> _Task to complete_: Copy each line where the word "selle" occurs.

═════ Excerpted data

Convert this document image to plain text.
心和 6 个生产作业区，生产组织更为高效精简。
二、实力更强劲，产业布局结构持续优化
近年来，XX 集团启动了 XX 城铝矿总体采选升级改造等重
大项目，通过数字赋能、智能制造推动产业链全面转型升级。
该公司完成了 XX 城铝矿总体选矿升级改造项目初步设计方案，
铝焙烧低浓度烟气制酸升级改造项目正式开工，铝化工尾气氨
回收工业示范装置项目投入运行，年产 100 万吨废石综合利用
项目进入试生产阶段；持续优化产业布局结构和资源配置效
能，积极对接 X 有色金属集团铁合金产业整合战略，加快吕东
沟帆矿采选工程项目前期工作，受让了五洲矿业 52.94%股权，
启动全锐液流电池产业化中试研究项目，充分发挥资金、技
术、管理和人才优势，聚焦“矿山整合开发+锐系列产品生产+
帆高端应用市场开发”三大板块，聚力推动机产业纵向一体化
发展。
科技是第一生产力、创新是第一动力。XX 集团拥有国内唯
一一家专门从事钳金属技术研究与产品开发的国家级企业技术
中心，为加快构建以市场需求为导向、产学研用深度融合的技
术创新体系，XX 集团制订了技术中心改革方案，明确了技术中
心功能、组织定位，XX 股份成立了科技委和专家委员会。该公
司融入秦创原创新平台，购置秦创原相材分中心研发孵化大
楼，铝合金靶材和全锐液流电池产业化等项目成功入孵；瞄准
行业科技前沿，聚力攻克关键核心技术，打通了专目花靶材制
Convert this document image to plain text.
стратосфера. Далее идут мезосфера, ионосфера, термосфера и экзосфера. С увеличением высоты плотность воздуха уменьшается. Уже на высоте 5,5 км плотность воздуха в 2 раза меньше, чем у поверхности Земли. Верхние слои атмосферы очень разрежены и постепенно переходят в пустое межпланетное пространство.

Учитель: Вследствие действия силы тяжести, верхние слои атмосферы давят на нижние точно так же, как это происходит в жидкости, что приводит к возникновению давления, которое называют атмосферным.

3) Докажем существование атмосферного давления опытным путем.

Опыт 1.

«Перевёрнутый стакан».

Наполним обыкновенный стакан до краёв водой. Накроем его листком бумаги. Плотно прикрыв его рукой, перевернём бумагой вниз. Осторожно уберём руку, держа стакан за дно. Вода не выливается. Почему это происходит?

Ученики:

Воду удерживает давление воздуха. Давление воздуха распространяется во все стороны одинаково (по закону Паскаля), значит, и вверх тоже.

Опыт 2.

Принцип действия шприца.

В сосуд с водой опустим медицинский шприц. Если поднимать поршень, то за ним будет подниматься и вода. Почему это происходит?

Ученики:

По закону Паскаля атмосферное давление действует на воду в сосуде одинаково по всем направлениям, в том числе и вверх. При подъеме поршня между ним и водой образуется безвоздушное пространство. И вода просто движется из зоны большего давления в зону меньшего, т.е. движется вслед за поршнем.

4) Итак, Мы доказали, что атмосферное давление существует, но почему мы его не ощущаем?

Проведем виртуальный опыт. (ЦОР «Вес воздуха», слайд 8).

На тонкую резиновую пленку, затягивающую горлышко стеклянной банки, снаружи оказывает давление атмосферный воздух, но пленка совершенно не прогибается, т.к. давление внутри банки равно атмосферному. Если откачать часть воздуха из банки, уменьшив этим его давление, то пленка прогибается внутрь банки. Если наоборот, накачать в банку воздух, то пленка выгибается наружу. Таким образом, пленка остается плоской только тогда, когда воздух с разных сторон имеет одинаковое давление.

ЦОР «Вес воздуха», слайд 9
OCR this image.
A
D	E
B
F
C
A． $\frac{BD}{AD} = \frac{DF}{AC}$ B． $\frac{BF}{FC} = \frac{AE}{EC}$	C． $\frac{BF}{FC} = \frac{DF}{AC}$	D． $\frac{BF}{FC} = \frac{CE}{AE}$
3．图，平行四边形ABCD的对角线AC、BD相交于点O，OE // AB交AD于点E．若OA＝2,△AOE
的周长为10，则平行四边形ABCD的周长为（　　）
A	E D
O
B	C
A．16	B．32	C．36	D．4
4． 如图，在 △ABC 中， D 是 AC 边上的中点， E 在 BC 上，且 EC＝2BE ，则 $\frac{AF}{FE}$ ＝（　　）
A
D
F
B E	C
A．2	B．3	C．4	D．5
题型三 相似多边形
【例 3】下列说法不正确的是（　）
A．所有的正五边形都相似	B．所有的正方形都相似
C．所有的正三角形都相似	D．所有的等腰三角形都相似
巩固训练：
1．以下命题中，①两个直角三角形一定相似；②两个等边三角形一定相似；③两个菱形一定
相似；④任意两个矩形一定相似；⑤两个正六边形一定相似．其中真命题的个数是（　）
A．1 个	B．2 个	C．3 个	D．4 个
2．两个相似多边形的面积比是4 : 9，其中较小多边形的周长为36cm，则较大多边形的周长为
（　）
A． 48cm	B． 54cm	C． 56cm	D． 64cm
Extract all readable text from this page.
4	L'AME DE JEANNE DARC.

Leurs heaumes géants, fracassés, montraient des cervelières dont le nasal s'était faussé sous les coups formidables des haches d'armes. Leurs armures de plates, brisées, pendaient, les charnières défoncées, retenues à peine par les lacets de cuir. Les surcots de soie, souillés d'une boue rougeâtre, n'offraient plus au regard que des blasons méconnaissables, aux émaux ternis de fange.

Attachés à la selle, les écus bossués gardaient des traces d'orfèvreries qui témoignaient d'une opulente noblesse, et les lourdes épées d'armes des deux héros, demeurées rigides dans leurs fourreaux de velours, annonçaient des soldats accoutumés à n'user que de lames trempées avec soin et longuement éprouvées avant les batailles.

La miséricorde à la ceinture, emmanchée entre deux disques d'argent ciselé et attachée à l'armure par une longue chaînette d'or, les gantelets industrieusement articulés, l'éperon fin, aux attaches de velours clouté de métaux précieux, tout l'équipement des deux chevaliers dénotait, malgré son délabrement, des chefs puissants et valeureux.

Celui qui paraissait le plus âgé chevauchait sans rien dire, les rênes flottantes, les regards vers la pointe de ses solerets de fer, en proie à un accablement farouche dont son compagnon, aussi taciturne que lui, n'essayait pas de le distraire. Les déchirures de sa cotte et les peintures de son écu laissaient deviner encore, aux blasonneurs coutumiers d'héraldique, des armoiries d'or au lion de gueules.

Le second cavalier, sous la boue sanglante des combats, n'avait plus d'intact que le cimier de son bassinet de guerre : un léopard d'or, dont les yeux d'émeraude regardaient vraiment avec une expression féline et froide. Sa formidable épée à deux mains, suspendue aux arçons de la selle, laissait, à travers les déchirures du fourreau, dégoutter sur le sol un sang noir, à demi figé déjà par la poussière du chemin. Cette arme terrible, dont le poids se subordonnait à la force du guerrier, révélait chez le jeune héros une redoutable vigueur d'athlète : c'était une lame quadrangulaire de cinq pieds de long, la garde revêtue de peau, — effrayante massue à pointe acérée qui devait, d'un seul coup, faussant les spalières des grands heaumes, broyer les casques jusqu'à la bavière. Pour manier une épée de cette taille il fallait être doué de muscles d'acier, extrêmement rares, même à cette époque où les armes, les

══════════

> _Answer to this problem_:
Attachés à la selle, les écus bossués gardaient des traces d'orfèvreries qui témoignaient d'une opulente noblesse, et les lourdes épées d'armes des deux héros, demeurées rigides dans leurs fourreaux de velours, annonçaient des soldats accoutumés à n'user que de lames trempées avec soin et longuement éprouvées avant les batailles.
Le second cavalier, sous la boue sanglante des combats, n'avait plus d'intact que le cimier de son bassinet de guerre : un léopard d'or, dont les yeux d'émeraude regardaient vraiment avec une expression féline et froide. Sa formidable épée à deux mains, suspendue aux arçons de la selle, laissait, à travers les déchirures du fourreau, dégoutter sur le sol un sang noir, à demi figé déjà par la poussière du chemin. Cette arme terrible, dont le poids se subordonnait à la force du guerrier, révélait chez le jeune héros une redoutable vigueur d'athlète : c'était une lame quadrangulaire de cinq pieds de long, la garde revêtue de peau, — effrayante massue à pointe acérée qui devait, d'un seul coup, faussant les spalières des grands heaumes, broyer les casques jusqu'à la bavière. Pour manier une épée de cette taille il fallait être doué de muscles d'acier, extrêmement rares, même à cette époque où les armes, les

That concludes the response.